**EXERCISE PROMPT**: Return the entries verbatim and drop every picture.

Rows from a dataset:
#####
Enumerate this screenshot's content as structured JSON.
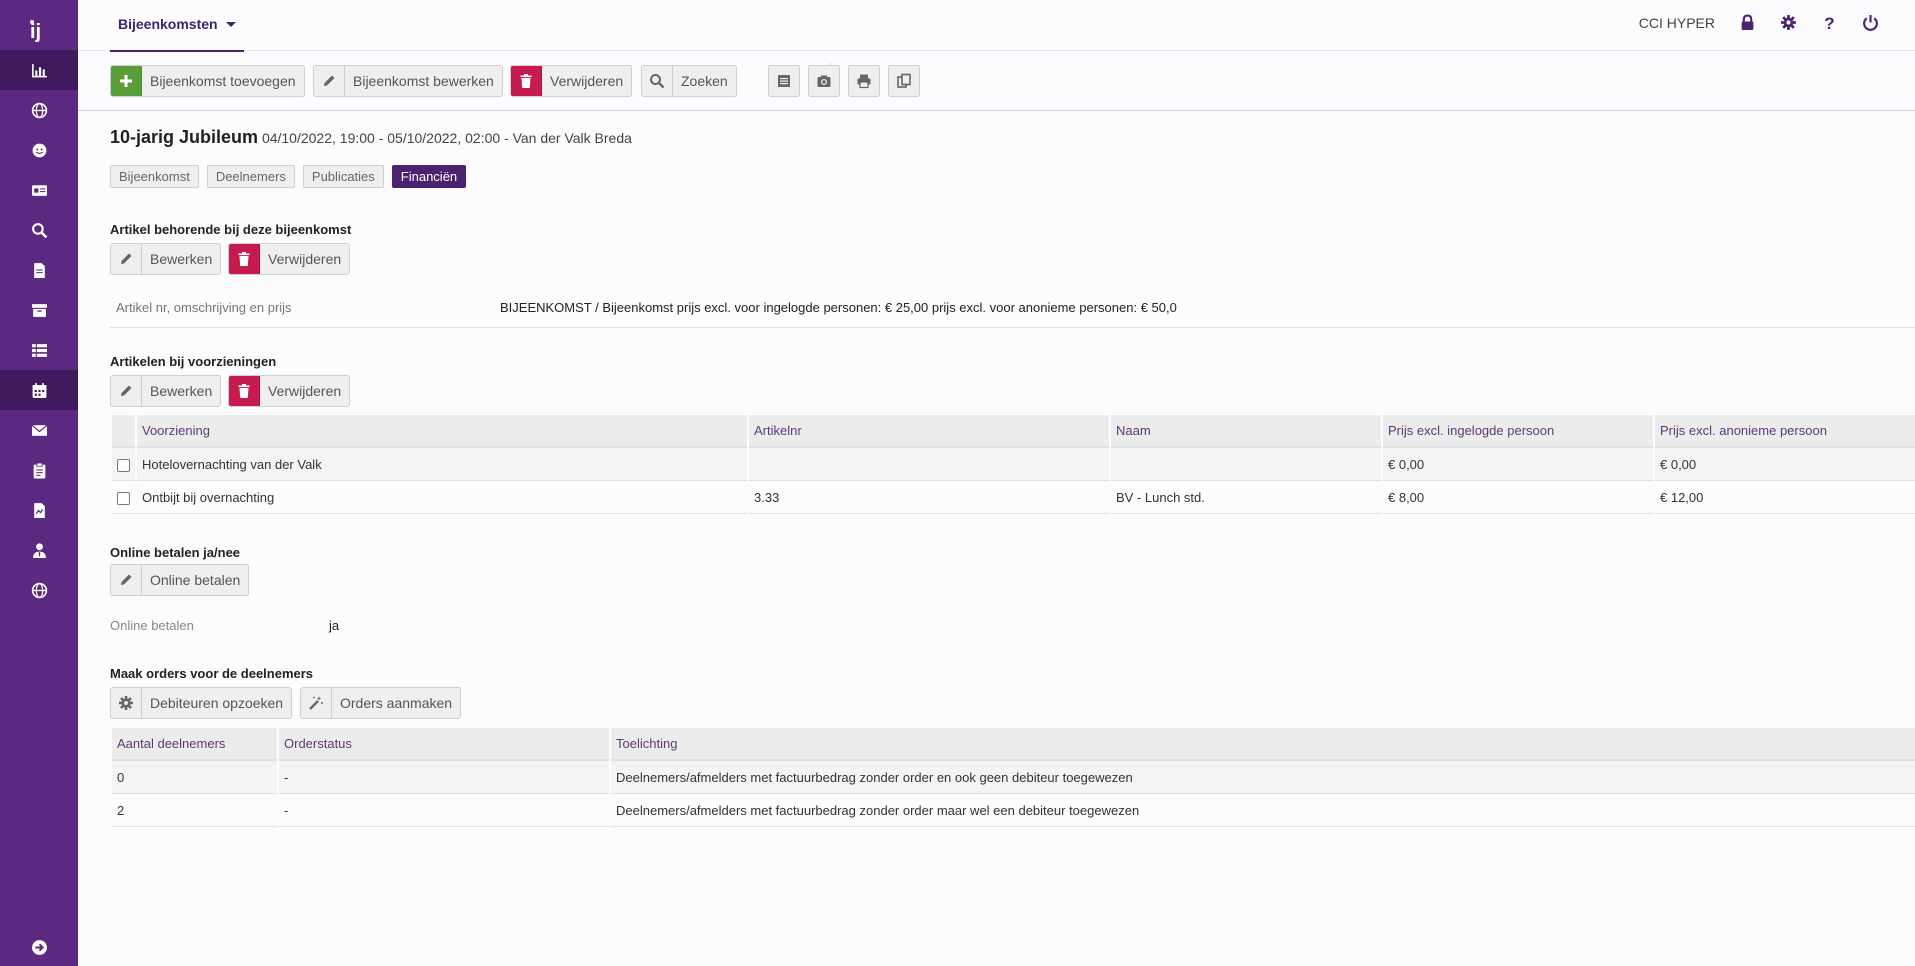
{
  "colors": {
    "sidebar": "#5b2a80",
    "accent": "#4b2270",
    "add": "#5a9e3a",
    "delete": "#c51b4e"
  },
  "sidebar": {
    "items": [
      {
        "icon": "chart-bar-icon",
        "active": true
      },
      {
        "icon": "globe-icon"
      },
      {
        "icon": "smile-icon"
      },
      {
        "icon": "id-card-icon"
      },
      {
        "icon": "search-icon"
      },
      {
        "icon": "file-icon"
      },
      {
        "icon": "archive-icon"
      },
      {
        "icon": "table-icon"
      },
      {
        "icon": "calendar-icon",
        "active": true
      },
      {
        "icon": "envelope-icon"
      },
      {
        "icon": "clipboard-icon"
      },
      {
        "icon": "file-alt-icon"
      },
      {
        "icon": "user-tie-icon"
      },
      {
        "icon": "globe-icon"
      }
    ],
    "bottom_icon": "sign-out-icon"
  },
  "header": {
    "tab": "Bijeenkomsten",
    "user": "CCI HYPER",
    "icons": [
      "lock-icon",
      "gear-icon",
      "question-icon",
      "power-icon"
    ]
  },
  "toolbar": {
    "add": "Bijeenkomst toevoegen",
    "edit": "Bijeenkomst bewerken",
    "delete": "Verwijderen",
    "search": "Zoeken",
    "icons": [
      "list-icon",
      "camera-icon",
      "print-icon",
      "copy-icon"
    ]
  },
  "event": {
    "title": "10-jarig Jubileum",
    "details": "04/10/2022, 19:00 - 05/10/2022, 02:00 - Van der Valk Breda"
  },
  "tabs": [
    "Bijeenkomst",
    "Deelnemers",
    "Publicaties",
    "Financiën"
  ],
  "active_tab": "Financiën",
  "article_section": {
    "heading": "Artikel behorende bij deze bijeenkomst",
    "edit": "Bewerken",
    "delete": "Verwijderen",
    "label": "Artikel nr, omschrijving en prijs",
    "value": "BIJEENKOMST / Bijeenkomst prijs excl. voor ingelogde personen: € 25,00 prijs excl. voor anonieme personen: € 50,0"
  },
  "facilities_section": {
    "heading": "Artikelen bij voorzieningen",
    "edit": "Bewerken",
    "delete": "Verwijderen",
    "columns": [
      "Voorziening",
      "Artikelnr",
      "Naam",
      "Prijs excl. ingelogde persoon",
      "Prijs excl. anonieme persoon"
    ],
    "rows": [
      [
        "Hotelovernachting van der Valk",
        "",
        "",
        "€ 0,00",
        "€ 0,00"
      ],
      [
        "Ontbijt bij overnachting",
        "3.33",
        "BV - Lunch std.",
        "€ 8,00",
        "€ 12,00"
      ]
    ]
  },
  "payment_section": {
    "heading": "Online betalen ja/nee",
    "button": "Online betalen",
    "label": "Online betalen",
    "value": "ja"
  },
  "orders_section": {
    "heading": "Maak orders voor de deelnemers",
    "lookup": "Debiteuren opzoeken",
    "create": "Orders aanmaken",
    "columns": [
      "Aantal deelnemers",
      "Orderstatus",
      "Toelichting"
    ],
    "rows": [
      [
        "0",
        "-",
        "Deelnemers/afmelders met factuurbedrag zonder order en ook geen debiteur toegewezen"
      ],
      [
        "2",
        "-",
        "Deelnemers/afmelders met factuurbedrag zonder order maar wel een debiteur toegewezen"
      ]
    ]
  }
}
#####
**THE RESULT**:
Enumerate this screenshot's content as structured JSON.
{
  "colors": {
    "sidebar": "#5b2a80",
    "accent": "#4b2270",
    "add": "#5a9e3a",
    "delete": "#c51b4e"
  },
  "sidebar": {
    "items": [
      {
        "icon": "chart-bar-icon",
        "active": true
      },
      {
        "icon": "globe-icon"
      },
      {
        "icon": "smile-icon"
      },
      {
        "icon": "id-card-icon"
      },
      {
        "icon": "search-icon"
      },
      {
        "icon": "file-icon"
      },
      {
        "icon": "archive-icon"
      },
      {
        "icon": "table-icon"
      },
      {
        "icon": "calendar-icon",
        "active": true
      },
      {
        "icon": "envelope-icon"
      },
      {
        "icon": "clipboard-icon"
      },
      {
        "icon": "file-alt-icon"
      },
      {
        "icon": "user-tie-icon"
      },
      {
        "icon": "globe-icon"
      }
    ],
    "bottom_icon": "sign-out-icon"
  },
  "header": {
    "tab": "Bijeenkomsten",
    "user": "CCI HYPER",
    "icons": [
      "lock-icon",
      "gear-icon",
      "question-icon",
      "power-icon"
    ]
  },
  "toolbar": {
    "add": "Bijeenkomst toevoegen",
    "edit": "Bijeenkomst bewerken",
    "delete": "Verwijderen",
    "search": "Zoeken",
    "icons": [
      "list-icon",
      "camera-icon",
      "print-icon",
      "copy-icon"
    ]
  },
  "event": {
    "title": "10-jarig Jubileum",
    "details": "04/10/2022, 19:00 - 05/10/2022, 02:00 - Van der Valk Breda"
  },
  "tabs": [
    "Bijeenkomst",
    "Deelnemers",
    "Publicaties",
    "Financiën"
  ],
  "active_tab": "Financiën",
  "article_section": {
    "heading": "Artikel behorende bij deze bijeenkomst",
    "edit": "Bewerken",
    "delete": "Verwijderen",
    "label": "Artikel nr, omschrijving en prijs",
    "value": "BIJEENKOMST / Bijeenkomst prijs excl. voor ingelogde personen: € 25,00 prijs excl. voor anonieme personen: € 50,0"
  },
  "facilities_section": {
    "heading": "Artikelen bij voorzieningen",
    "edit": "Bewerken",
    "delete": "Verwijderen",
    "columns": [
      "Voorziening",
      "Artikelnr",
      "Naam",
      "Prijs excl. ingelogde persoon",
      "Prijs excl. anonieme persoon"
    ],
    "rows": [
      [
        "Hotelovernachting van der Valk",
        "",
        "",
        "€ 0,00",
        "€ 0,00"
      ],
      [
        "Ontbijt bij overnachting",
        "3.33",
        "BV - Lunch std.",
        "€ 8,00",
        "€ 12,00"
      ]
    ]
  },
  "payment_section": {
    "heading": "Online betalen ja/nee",
    "button": "Online betalen",
    "label": "Online betalen",
    "value": "ja"
  },
  "orders_section": {
    "heading": "Maak orders voor de deelnemers",
    "lookup": "Debiteuren opzoeken",
    "create": "Orders aanmaken",
    "columns": [
      "Aantal deelnemers",
      "Orderstatus",
      "Toelichting"
    ],
    "rows": [
      [
        "0",
        "-",
        "Deelnemers/afmelders met factuurbedrag zonder order en ook geen debiteur toegewezen"
      ],
      [
        "2",
        "-",
        "Deelnemers/afmelders met factuurbedrag zonder order maar wel een debiteur toegewezen"
      ]
    ]
  }
}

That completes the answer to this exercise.